Task directions:
State only how many lines below include the string "name".

--- start Material provided ---

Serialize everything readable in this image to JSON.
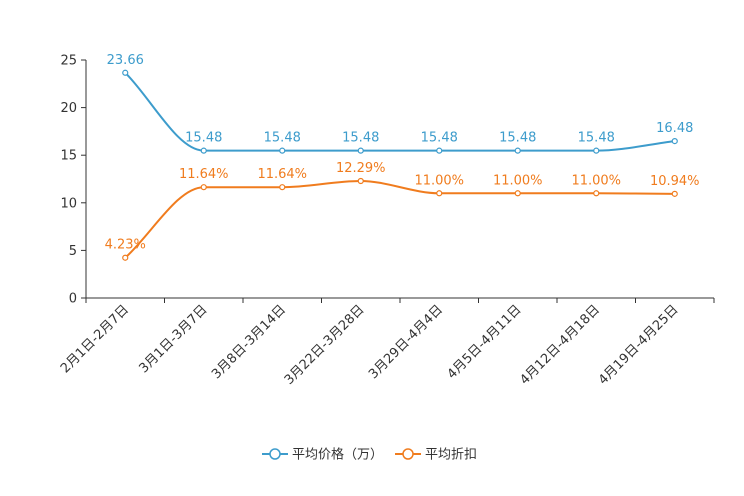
{
  "chart_data": {
    "type": "line",
    "categories": [
      "2月1日-2月7日",
      "3月1日-3月7日",
      "3月8日-3月14日",
      "3月22日-3月28日",
      "3月29日-4月4日",
      "4月5日-4月11日",
      "4月12日-4月18日",
      "4月19日-4月25日"
    ],
    "ylim": [
      0,
      25
    ],
    "yticks": [
      0,
      5,
      10,
      15,
      20,
      25
    ],
    "series": [
      {
        "name": "平均价格（万）",
        "color": "#3d9ccc",
        "values": [
          23.66,
          15.48,
          15.48,
          15.48,
          15.48,
          15.48,
          15.48,
          16.48
        ],
        "labels": [
          "23.66",
          "15.48",
          "15.48",
          "15.48",
          "15.48",
          "15.48",
          "15.48",
          "16.48"
        ]
      },
      {
        "name": "平均折扣",
        "color": "#f07c1e",
        "values": [
          4.23,
          11.64,
          11.64,
          12.29,
          11.0,
          11.0,
          11.0,
          10.94
        ],
        "labels": [
          "4.23%",
          "11.64%",
          "11.64%",
          "12.29%",
          "11.00%",
          "11.00%",
          "11.00%",
          "10.94%"
        ]
      }
    ],
    "legend_position": "bottom-center"
  }
}
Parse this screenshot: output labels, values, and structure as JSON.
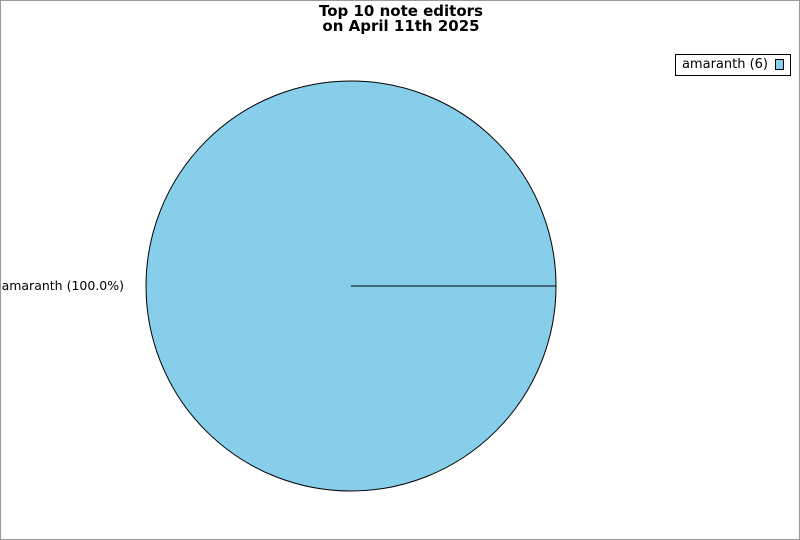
{
  "chart_data": {
    "type": "pie",
    "title": "Top 10 note editors",
    "subtitle": "on April 11th 2025",
    "slices": [
      {
        "name": "amaranth",
        "value": 6,
        "percent": 100.0,
        "label": "amaranth (100.0%)",
        "legend": "amaranth (6)",
        "color": "#87ceeb"
      }
    ],
    "legend_placement": "top-right"
  }
}
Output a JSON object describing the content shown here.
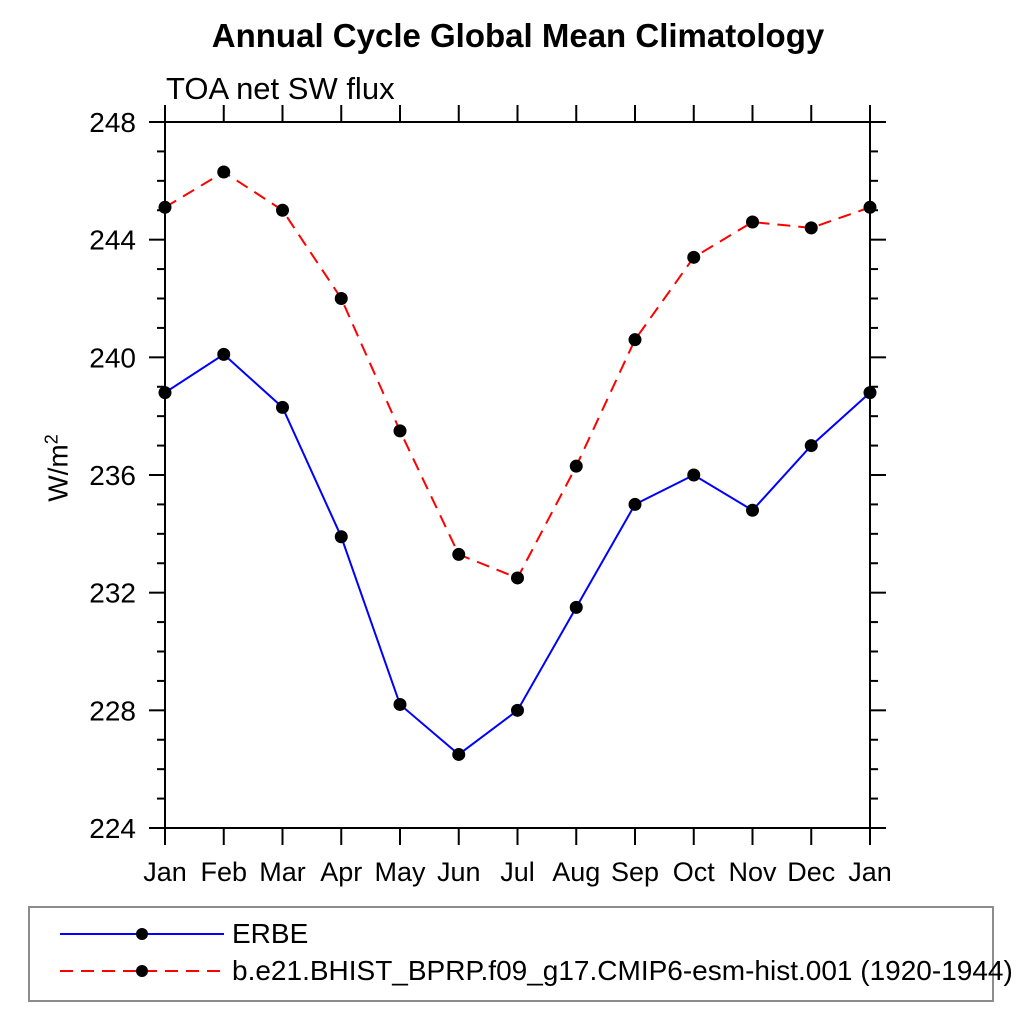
{
  "chart_data": {
    "type": "line",
    "title": "Annual Cycle Global Mean Climatology",
    "subtitle": "TOA net SW flux",
    "ylabel": "W/m",
    "ylabel_superscript": "2",
    "xlabel": "",
    "categories": [
      "Jan",
      "Feb",
      "Mar",
      "Apr",
      "May",
      "Jun",
      "Jul",
      "Aug",
      "Sep",
      "Oct",
      "Nov",
      "Dec",
      "Jan"
    ],
    "series": [
      {
        "name": "ERBE",
        "line_color": "#0000ff",
        "line_style": "solid",
        "marker": "filled-circle",
        "marker_color": "#000000",
        "values": [
          238.8,
          240.1,
          238.3,
          233.9,
          228.2,
          226.5,
          228.0,
          231.5,
          235.0,
          236.0,
          234.8,
          237.0,
          238.8
        ]
      },
      {
        "name": "b.e21.BHIST_BPRP.f09_g17.CMIP6-esm-hist.001 (1920-1944)",
        "line_color": "#ff0000",
        "line_style": "dashed",
        "marker": "filled-circle",
        "marker_color": "#000000",
        "values": [
          245.1,
          246.3,
          245.0,
          242.0,
          237.5,
          233.3,
          232.5,
          236.3,
          240.6,
          243.4,
          244.6,
          244.4,
          245.1
        ]
      }
    ],
    "ylim": [
      224,
      248
    ],
    "yticks_major": [
      224,
      228,
      232,
      236,
      240,
      244,
      248
    ],
    "ytick_minor_step": 1,
    "grid": false,
    "legend_position": "bottom",
    "axis_color": "#000000",
    "background_color": "#ffffff"
  }
}
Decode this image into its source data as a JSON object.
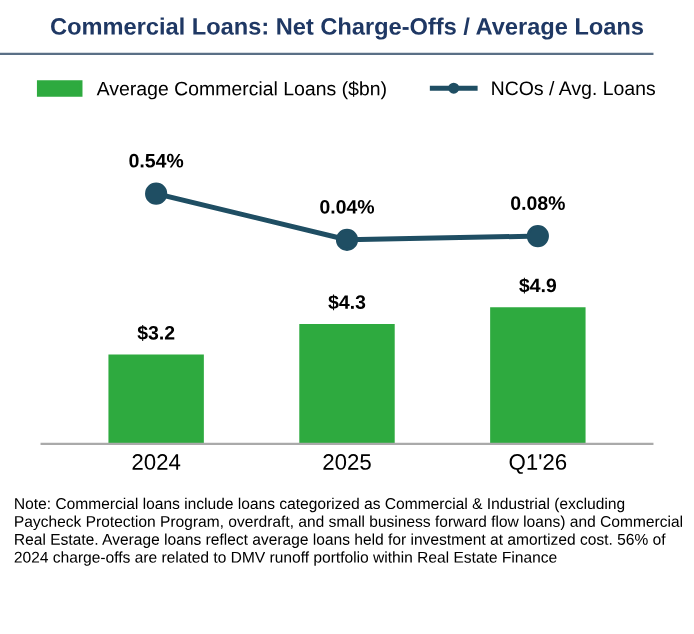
{
  "chart_data": [
    {
      "type": "line",
      "title": "Commercial Loans: Net Charge-Offs / Average Loans",
      "categories": [
        null,
        null,
        null
      ],
      "series": [
        {
          "name": "NCOs / Avg. Loans",
          "color": "#1f4e63",
          "values": [
            0.54,
            0.04,
            0.08
          ],
          "value_labels": [
            "0.54%",
            "0.04%",
            "0.08%"
          ]
        }
      ],
      "marker": "circle",
      "tick_labels": false,
      "legend": "top right"
    },
    {
      "type": "bar",
      "categories": [
        "2024",
        "2025",
        "Q1'26"
      ],
      "series": [
        {
          "name": "Average Commercial Loans ($bn)",
          "color": "#2eaa3f",
          "values": [
            3.2,
            4.3,
            4.9
          ],
          "value_labels": [
            "$3.2",
            "$4.3",
            "$4.9"
          ]
        }
      ],
      "tick_labels": "x",
      "legend": "top left",
      "annotations": [
        "Note: Commercial loans include loans categorized as Commercial & Industrial (excluding Paycheck Protection Program, overdraft, and small business forward flow loans) and Commercial Real Estate. Average loans reflect average loans held for investment at amortized cost. 56% of 2024 charge-offs are related to DMV runoff portfolio within Real Estate Finance"
      ]
    }
  ]
}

--- end Material provided ---

Answer to this problem:
7